— start —
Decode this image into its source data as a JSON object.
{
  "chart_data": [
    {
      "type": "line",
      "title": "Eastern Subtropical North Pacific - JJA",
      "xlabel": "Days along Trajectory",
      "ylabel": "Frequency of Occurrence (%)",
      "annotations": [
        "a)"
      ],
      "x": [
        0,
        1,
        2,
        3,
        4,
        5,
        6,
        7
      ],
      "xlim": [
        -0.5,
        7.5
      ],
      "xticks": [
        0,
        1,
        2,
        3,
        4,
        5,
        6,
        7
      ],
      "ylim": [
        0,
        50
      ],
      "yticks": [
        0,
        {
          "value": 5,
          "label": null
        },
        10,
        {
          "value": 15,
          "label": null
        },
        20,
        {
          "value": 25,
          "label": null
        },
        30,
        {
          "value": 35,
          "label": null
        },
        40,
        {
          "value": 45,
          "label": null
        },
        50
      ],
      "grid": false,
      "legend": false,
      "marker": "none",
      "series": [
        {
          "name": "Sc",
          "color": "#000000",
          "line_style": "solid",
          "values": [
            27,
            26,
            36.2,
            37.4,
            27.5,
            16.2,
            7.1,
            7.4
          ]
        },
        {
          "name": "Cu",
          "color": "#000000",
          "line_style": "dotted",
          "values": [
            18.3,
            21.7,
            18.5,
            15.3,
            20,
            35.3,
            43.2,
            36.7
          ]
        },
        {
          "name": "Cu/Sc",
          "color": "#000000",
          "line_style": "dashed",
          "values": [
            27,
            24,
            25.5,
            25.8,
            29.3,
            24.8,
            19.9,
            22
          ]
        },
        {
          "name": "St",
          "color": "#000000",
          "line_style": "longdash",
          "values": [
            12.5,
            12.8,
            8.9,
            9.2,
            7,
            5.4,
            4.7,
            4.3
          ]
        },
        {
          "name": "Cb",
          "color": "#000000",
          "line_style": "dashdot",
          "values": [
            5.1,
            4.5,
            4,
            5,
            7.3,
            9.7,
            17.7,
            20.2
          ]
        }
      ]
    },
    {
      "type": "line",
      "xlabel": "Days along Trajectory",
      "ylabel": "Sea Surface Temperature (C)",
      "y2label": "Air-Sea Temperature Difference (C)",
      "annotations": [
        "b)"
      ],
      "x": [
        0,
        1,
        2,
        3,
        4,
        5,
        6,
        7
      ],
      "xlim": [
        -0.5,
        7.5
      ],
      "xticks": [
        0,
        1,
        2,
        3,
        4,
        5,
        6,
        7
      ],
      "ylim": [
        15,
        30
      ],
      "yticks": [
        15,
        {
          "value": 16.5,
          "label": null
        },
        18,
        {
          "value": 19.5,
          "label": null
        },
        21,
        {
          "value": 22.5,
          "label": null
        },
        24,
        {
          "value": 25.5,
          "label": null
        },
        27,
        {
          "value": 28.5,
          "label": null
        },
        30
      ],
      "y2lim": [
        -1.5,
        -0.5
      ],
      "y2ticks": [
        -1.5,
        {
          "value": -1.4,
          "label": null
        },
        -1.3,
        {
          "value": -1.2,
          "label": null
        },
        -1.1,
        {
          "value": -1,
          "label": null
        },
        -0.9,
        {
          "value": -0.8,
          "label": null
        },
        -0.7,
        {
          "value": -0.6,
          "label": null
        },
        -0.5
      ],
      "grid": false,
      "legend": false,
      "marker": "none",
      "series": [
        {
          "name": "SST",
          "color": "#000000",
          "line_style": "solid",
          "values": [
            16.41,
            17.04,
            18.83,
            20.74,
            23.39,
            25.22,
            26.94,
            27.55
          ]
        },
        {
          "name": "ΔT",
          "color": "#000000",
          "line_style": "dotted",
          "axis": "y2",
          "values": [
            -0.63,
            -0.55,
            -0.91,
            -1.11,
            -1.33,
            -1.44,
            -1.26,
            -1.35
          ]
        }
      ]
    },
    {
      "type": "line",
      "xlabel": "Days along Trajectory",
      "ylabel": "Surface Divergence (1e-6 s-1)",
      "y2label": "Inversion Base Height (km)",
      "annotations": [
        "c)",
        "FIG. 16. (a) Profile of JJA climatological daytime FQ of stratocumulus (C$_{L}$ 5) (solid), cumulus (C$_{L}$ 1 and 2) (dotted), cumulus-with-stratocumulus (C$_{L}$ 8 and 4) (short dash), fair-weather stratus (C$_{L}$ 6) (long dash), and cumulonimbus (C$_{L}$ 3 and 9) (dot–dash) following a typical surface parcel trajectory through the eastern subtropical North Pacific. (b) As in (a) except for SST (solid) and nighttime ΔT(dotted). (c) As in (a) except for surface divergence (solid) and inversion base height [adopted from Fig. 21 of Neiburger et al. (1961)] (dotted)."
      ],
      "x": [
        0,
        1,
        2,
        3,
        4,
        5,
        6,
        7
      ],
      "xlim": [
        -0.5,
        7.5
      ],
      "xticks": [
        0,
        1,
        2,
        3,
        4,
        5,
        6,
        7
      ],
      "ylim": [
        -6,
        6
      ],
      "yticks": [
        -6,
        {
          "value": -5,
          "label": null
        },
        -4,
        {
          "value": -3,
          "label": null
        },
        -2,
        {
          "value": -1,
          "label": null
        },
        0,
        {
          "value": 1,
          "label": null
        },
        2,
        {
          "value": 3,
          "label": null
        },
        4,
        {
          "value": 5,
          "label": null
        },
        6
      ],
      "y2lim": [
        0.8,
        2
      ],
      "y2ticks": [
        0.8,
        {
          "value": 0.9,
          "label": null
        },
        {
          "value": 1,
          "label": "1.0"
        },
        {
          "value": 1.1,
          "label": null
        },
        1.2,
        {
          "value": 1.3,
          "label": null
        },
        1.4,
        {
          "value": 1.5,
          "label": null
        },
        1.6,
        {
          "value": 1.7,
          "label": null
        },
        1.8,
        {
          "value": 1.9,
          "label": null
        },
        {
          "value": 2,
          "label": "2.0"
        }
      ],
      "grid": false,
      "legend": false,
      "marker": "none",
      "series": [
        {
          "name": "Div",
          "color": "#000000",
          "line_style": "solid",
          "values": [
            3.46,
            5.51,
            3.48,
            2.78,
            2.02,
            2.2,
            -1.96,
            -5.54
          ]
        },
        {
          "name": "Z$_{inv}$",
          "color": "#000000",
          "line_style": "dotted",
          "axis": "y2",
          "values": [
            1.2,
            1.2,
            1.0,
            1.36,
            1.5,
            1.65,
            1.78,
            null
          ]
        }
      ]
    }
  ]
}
— end —
Written task: Copy out every line of the data that includes "ylabel".

Correct response:
      "ylabel": "Frequency of Occurrence (%)",
      "ylabel": "Sea Surface Temperature (C)",
      "ylabel": "Surface Divergence (1e-6 s-1)",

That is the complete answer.